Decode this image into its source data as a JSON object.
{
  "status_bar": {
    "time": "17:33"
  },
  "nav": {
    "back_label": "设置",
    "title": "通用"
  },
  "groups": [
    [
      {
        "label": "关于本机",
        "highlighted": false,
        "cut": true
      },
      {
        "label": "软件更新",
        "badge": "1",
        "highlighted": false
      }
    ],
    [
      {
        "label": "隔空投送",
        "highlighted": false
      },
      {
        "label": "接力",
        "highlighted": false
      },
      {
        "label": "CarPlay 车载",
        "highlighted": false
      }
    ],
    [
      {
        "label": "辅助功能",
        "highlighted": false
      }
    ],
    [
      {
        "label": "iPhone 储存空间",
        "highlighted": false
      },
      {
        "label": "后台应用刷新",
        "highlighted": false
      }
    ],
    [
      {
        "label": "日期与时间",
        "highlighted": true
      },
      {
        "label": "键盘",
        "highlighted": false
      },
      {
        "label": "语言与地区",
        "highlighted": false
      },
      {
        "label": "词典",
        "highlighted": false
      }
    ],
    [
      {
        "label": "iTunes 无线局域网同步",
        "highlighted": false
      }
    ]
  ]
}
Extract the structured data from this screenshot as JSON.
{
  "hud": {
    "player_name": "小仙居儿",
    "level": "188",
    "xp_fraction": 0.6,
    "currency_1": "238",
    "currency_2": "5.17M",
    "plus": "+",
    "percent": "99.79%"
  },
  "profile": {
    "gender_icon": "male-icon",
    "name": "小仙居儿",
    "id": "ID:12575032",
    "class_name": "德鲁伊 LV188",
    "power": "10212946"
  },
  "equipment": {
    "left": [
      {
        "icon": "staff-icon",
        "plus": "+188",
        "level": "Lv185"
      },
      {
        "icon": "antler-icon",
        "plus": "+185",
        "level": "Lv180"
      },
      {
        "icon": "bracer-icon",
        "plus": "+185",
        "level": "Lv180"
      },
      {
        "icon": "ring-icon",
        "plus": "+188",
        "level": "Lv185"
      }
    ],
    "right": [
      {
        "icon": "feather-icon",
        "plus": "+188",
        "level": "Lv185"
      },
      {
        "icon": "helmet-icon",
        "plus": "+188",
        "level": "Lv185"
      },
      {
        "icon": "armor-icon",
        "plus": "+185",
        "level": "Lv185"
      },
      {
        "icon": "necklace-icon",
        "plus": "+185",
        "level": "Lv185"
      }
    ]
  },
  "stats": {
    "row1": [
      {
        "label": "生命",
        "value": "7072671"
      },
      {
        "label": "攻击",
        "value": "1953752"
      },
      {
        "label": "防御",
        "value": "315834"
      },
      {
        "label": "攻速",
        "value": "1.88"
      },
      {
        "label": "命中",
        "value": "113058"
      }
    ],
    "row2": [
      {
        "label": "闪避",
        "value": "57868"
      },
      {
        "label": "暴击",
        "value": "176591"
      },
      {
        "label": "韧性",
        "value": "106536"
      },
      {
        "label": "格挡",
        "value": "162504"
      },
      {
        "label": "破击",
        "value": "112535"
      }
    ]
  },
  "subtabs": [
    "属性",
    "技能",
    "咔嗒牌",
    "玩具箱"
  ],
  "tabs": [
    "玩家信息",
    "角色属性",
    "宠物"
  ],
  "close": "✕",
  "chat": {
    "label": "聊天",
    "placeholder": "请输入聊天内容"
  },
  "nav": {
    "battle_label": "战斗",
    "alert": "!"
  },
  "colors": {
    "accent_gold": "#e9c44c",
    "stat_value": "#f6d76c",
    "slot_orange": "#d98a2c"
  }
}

▸ What is required
Recopy the entries above in their entirety, exactly.

▸ Response to this task
Decode this image into its source data as a JSON object.
{
  "status_bar": {
    "time": "17:33"
  },
  "nav": {
    "back_label": "设置",
    "title": "通用"
  },
  "groups": [
    [
      {
        "label": "关于本机",
        "highlighted": false,
        "cut": true
      },
      {
        "label": "软件更新",
        "badge": "1",
        "highlighted": false
      }
    ],
    [
      {
        "label": "隔空投送",
        "highlighted": false
      },
      {
        "label": "接力",
        "highlighted": false
      },
      {
        "label": "CarPlay 车载",
        "highlighted": false
      }
    ],
    [
      {
        "label": "辅助功能",
        "highlighted": false
      }
    ],
    [
      {
        "label": "iPhone 储存空间",
        "highlighted": false
      },
      {
        "label": "后台应用刷新",
        "highlighted": false
      }
    ],
    [
      {
        "label": "日期与时间",
        "highlighted": true
      },
      {
        "label": "键盘",
        "highlighted": false
      },
      {
        "label": "语言与地区",
        "highlighted": false
      },
      {
        "label": "词典",
        "highlighted": false
      }
    ],
    [
      {
        "label": "iTunes 无线局域网同步",
        "highlighted": false
      }
    ]
  ]
}
Extract the structured data from this screenshot as JSON.
{
  "hud": {
    "player_name": "小仙居儿",
    "level": "188",
    "xp_fraction": 0.6,
    "currency_1": "238",
    "currency_2": "5.17M",
    "plus": "+",
    "percent": "99.79%"
  },
  "profile": {
    "gender_icon": "male-icon",
    "name": "小仙居儿",
    "id": "ID:12575032",
    "class_name": "德鲁伊 LV188",
    "power": "10212946"
  },
  "equipment": {
    "left": [
      {
        "icon": "staff-icon",
        "plus": "+188",
        "level": "Lv185"
      },
      {
        "icon": "antler-icon",
        "plus": "+185",
        "level": "Lv180"
      },
      {
        "icon": "bracer-icon",
        "plus": "+185",
        "level": "Lv180"
      },
      {
        "icon": "ring-icon",
        "plus": "+188",
        "level": "Lv185"
      }
    ],
    "right": [
      {
        "icon": "feather-icon",
        "plus": "+188",
        "level": "Lv185"
      },
      {
        "icon": "helmet-icon",
        "plus": "+188",
        "level": "Lv185"
      },
      {
        "icon": "armor-icon",
        "plus": "+185",
        "level": "Lv185"
      },
      {
        "icon": "necklace-icon",
        "plus": "+185",
        "level": "Lv185"
      }
    ]
  },
  "stats": {
    "row1": [
      {
        "label": "生命",
        "value": "7072671"
      },
      {
        "label": "攻击",
        "value": "1953752"
      },
      {
        "label": "防御",
        "value": "315834"
      },
      {
        "label": "攻速",
        "value": "1.88"
      },
      {
        "label": "命中",
        "value": "113058"
      }
    ],
    "row2": [
      {
        "label": "闪避",
        "value": "57868"
      },
      {
        "label": "暴击",
        "value": "176591"
      },
      {
        "label": "韧性",
        "value": "106536"
      },
      {
        "label": "格挡",
        "value": "162504"
      },
      {
        "label": "破击",
        "value": "112535"
      }
    ]
  },
  "subtabs": [
    "属性",
    "技能",
    "咔嗒牌",
    "玩具箱"
  ],
  "tabs": [
    "玩家信息",
    "角色属性",
    "宠物"
  ],
  "close": "✕",
  "chat": {
    "label": "聊天",
    "placeholder": "请输入聊天内容"
  },
  "nav": {
    "battle_label": "战斗",
    "alert": "!"
  },
  "colors": {
    "accent_gold": "#e9c44c",
    "stat_value": "#f6d76c",
    "slot_orange": "#d98a2c"
  }
}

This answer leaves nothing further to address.